* _Problem to work on_: Copy each line of the records that contains the word "قصيرة".
● ● ● ● ● ● ●
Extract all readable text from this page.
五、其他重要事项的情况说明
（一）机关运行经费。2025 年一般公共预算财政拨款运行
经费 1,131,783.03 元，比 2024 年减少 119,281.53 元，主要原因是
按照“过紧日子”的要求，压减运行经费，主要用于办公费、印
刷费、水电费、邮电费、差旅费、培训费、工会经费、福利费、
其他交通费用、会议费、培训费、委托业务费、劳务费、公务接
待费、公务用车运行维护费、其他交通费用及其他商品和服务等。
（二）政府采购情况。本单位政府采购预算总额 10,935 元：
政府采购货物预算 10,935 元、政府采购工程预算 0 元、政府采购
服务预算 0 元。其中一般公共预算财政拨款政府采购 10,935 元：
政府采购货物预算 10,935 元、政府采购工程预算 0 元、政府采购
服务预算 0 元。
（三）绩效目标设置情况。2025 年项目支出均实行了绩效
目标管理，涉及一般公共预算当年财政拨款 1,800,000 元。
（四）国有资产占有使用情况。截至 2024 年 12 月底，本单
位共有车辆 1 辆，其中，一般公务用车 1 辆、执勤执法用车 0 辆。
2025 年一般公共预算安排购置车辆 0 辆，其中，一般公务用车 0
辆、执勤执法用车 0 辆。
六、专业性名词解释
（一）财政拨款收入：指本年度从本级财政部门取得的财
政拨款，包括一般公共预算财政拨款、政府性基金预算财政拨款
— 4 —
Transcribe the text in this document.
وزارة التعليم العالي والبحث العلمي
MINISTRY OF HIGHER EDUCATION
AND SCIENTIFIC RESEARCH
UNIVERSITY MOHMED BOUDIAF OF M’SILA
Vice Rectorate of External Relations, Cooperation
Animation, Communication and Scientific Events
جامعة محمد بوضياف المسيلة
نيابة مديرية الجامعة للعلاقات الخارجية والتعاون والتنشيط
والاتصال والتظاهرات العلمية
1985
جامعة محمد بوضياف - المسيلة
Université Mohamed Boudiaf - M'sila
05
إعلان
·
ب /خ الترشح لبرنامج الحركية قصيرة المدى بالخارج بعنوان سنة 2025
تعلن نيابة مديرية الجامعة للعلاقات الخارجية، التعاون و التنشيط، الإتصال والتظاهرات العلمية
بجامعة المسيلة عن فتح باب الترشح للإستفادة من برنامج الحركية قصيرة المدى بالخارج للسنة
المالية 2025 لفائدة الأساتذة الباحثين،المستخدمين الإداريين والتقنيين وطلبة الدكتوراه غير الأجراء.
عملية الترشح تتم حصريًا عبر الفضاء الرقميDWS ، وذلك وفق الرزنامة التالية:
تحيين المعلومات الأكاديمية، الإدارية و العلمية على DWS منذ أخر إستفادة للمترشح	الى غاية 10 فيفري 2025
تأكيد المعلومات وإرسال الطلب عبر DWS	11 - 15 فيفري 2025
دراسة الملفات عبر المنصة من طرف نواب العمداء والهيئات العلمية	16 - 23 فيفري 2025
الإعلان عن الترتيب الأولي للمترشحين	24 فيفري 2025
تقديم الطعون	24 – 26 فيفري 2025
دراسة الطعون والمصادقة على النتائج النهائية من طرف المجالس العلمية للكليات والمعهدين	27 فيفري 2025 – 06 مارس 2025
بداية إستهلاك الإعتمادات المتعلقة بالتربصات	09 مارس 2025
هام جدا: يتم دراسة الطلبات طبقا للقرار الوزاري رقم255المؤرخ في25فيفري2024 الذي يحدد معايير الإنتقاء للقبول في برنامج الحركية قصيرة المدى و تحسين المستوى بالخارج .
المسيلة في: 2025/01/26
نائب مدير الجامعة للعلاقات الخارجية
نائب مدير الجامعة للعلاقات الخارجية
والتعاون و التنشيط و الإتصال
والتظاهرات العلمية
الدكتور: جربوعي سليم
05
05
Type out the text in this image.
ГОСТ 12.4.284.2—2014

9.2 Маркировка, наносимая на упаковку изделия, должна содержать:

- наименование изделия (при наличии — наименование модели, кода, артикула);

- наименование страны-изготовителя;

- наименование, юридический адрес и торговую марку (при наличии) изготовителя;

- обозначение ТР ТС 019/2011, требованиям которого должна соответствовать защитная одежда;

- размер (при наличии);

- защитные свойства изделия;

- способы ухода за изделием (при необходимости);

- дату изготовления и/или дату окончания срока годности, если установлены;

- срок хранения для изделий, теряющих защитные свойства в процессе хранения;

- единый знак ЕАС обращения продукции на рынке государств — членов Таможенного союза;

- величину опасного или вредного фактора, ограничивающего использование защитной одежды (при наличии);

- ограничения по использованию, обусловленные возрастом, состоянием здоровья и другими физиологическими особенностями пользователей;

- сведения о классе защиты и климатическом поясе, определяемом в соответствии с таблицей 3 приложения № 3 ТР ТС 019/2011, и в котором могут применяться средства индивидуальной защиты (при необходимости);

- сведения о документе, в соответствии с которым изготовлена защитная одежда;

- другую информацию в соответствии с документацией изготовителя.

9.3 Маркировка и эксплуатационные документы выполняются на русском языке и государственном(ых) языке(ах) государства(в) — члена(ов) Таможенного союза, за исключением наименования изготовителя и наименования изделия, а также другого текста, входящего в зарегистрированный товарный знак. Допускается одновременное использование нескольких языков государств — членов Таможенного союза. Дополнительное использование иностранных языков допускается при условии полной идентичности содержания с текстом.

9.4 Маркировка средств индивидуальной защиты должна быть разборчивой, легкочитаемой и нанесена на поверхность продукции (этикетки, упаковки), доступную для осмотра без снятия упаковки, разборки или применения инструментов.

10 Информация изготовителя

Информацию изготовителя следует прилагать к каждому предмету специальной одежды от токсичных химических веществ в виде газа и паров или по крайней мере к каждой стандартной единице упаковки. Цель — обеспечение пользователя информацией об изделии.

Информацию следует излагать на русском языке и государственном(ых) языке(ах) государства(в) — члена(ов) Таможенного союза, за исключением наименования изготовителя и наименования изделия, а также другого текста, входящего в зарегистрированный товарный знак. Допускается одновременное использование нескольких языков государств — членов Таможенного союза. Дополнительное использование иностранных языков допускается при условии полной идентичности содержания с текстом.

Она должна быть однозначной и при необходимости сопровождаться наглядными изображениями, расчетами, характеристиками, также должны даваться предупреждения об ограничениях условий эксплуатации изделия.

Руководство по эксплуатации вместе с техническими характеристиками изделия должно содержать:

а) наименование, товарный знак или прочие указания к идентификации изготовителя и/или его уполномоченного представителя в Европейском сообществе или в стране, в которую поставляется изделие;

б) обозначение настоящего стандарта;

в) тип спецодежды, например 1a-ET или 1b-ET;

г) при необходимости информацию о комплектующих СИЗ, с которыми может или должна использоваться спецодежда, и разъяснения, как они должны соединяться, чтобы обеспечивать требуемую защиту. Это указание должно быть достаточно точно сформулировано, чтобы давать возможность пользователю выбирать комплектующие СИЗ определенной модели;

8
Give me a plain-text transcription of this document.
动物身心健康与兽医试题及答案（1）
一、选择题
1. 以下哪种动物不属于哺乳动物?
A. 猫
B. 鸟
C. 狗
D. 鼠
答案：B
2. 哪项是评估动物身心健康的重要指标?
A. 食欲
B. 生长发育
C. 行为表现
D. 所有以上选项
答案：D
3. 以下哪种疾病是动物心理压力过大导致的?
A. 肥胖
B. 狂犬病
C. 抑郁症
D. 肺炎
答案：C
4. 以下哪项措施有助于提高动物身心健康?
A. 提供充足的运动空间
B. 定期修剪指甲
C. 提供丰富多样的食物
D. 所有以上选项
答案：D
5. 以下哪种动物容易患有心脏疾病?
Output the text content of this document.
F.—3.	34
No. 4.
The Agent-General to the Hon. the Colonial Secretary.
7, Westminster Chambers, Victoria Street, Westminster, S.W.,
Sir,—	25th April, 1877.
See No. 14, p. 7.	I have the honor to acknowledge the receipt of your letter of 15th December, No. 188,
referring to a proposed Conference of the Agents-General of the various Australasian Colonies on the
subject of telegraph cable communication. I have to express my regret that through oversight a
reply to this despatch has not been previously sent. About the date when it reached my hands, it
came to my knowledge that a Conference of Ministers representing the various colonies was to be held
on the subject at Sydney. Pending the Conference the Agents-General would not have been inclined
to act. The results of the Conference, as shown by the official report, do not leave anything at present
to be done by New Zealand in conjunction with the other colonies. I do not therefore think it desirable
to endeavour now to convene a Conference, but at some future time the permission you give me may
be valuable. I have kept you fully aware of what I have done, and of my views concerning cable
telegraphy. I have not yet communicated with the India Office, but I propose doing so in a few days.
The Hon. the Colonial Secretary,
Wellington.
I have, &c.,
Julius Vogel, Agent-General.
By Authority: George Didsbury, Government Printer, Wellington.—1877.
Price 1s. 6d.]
● ● ● ● ● ● ●
* _Task answer_:
ب /خ الترشح لبرنامج الحركية قصيرة المدى بالخارج بعنوان سنة 2025
بجامعة المسيلة عن فتح باب الترشح للإستفادة من برنامج الحركية قصيرة المدى بالخارج للسنة
هام جدا: يتم دراسة الطلبات طبقا للقرار الوزاري رقم255المؤرخ في25فيفري2024 الذي يحدد معايير الإنتقاء للقبول في برنامج الحركية قصيرة المدى و تحسين المستوى بالخارج .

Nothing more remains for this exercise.